TASK GOAL
Locate each line in the records containing "AUTOMACIE". Copy it.

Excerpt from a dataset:
-----
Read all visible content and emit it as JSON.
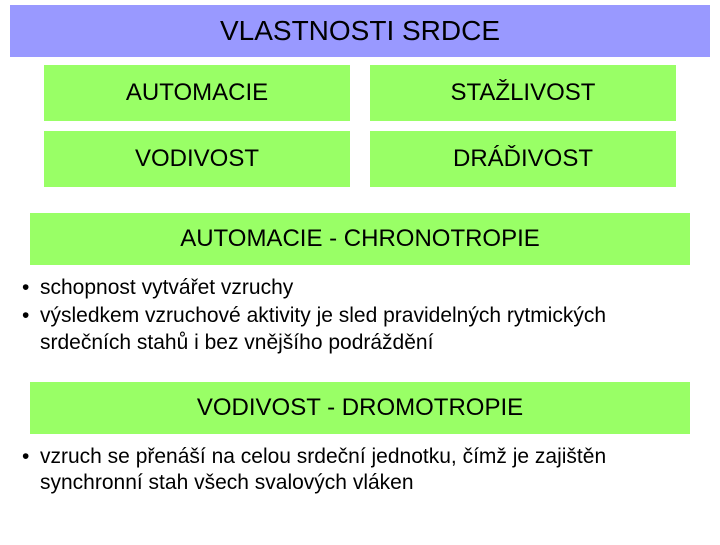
{
  "colors": {
    "title_bg": "#9999ff",
    "cell_bg": "#99ff66",
    "text": "#000000",
    "background": "#ffffff"
  },
  "title": "VLASTNOSTI SRDCE",
  "grid": {
    "cells": [
      "AUTOMACIE",
      "STAŽLIVOST",
      "VODIVOST",
      "DRÁĎIVOST"
    ]
  },
  "sections": [
    {
      "heading": "AUTOMACIE - CHRONOTROPIE",
      "bullets": [
        "schopnost vytvářet vzruchy",
        "výsledkem vzruchové aktivity je sled pravidelných rytmických srdečních stahů i bez vnějšího podráždění"
      ]
    },
    {
      "heading": "VODIVOST - DROMOTROPIE",
      "bullets": [
        "vzruch se přenáší na celou srdeční jednotku, čímž je zajištěn synchronní stah všech svalových vláken"
      ]
    }
  ],
  "typography": {
    "title_fontsize": 28,
    "cell_fontsize": 24,
    "subheader_fontsize": 24,
    "bullet_fontsize": 21
  }
}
-----
ANSWER BELOW
      "AUTOMACIE",
      "heading": "AUTOMACIE - CHRONOTROPIE",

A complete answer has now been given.